All of the records below should be output exactly.

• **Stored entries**
################

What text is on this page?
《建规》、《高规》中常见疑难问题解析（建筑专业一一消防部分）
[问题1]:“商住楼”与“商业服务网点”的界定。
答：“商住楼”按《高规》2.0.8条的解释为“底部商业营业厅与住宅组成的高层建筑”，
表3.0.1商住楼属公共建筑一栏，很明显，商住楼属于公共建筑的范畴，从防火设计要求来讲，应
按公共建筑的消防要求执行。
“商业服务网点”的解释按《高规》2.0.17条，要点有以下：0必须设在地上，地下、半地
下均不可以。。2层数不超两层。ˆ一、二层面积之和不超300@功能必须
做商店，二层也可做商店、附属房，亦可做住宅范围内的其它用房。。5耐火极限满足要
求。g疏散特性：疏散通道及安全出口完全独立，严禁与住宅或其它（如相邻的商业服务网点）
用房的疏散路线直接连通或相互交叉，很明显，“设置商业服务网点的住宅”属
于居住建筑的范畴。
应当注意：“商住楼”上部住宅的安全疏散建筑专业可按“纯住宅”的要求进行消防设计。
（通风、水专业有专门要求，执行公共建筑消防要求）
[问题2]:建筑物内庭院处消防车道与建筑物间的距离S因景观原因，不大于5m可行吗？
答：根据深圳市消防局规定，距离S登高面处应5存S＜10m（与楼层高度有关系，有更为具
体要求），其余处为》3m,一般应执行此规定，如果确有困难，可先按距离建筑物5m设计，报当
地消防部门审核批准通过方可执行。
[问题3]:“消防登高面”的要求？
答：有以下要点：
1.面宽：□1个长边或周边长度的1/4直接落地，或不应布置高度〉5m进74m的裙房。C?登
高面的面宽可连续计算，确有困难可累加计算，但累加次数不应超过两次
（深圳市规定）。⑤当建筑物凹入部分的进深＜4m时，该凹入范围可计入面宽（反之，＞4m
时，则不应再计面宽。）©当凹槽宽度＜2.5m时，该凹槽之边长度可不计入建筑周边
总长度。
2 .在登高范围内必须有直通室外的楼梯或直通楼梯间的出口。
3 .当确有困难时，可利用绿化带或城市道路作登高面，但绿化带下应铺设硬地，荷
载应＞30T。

################

• **Exercise solution**
What text is on this page?
《建规》、《高规》中常见疑难问题解析（建筑专业一一消防部分）
[问题1]:“商住楼”与“商业服务网点”的界定。
答：“商住楼”按《高规》2.0.8条的解释为“底部商业营业厅与住宅组成的高层建筑”，
表3.0.1商住楼属公共建筑一栏，很明显，商住楼属于公共建筑的范畴，从防火设计要求来讲，应
按公共建筑的消防要求执行。
“商业服务网点”的解释按《高规》2.0.17条，要点有以下：0必须设在地上，地下、半地
下均不可以。。2层数不超两层。ˆ一、二层面积之和不超300@功能必须
做商店，二层也可做商店、附属房，亦可做住宅范围内的其它用房。。5耐火极限满足要
求。g疏散特性：疏散通道及安全出口完全独立，严禁与住宅或其它（如相邻的商业服务网点）
用房的疏散路线直接连通或相互交叉，很明显，“设置商业服务网点的住宅”属
于居住建筑的范畴。
应当注意：“商住楼”上部住宅的安全疏散建筑专业可按“纯住宅”的要求进行消防设计。
（通风、水专业有专门要求，执行公共建筑消防要求）
[问题2]:建筑物内庭院处消防车道与建筑物间的距离S因景观原因，不大于5m可行吗？
答：根据深圳市消防局规定，距离S登高面处应5存S＜10m（与楼层高度有关系，有更为具
体要求），其余处为》3m,一般应执行此规定，如果确有困难，可先按距离建筑物5m设计，报当
地消防部门审核批准通过方可执行。
[问题3]:“消防登高面”的要求？
答：有以下要点：
1.面宽：□1个长边或周边长度的1/4直接落地，或不应布置高度〉5m进74m的裙房。C?登
高面的面宽可连续计算，确有困难可累加计算，但累加次数不应超过两次
（深圳市规定）。⑤当建筑物凹入部分的进深＜4m时，该凹入范围可计入面宽（反之，＞4m
时，则不应再计面宽。）©当凹槽宽度＜2.5m时，该凹槽之边长度可不计入建筑周边
总长度。
2 .在登高范围内必须有直通室外的楼梯或直通楼梯间的出口。
3 .当确有困难时，可利用绿化带或城市道路作登高面，但绿化带下应铺设硬地，荷
载应＞30T。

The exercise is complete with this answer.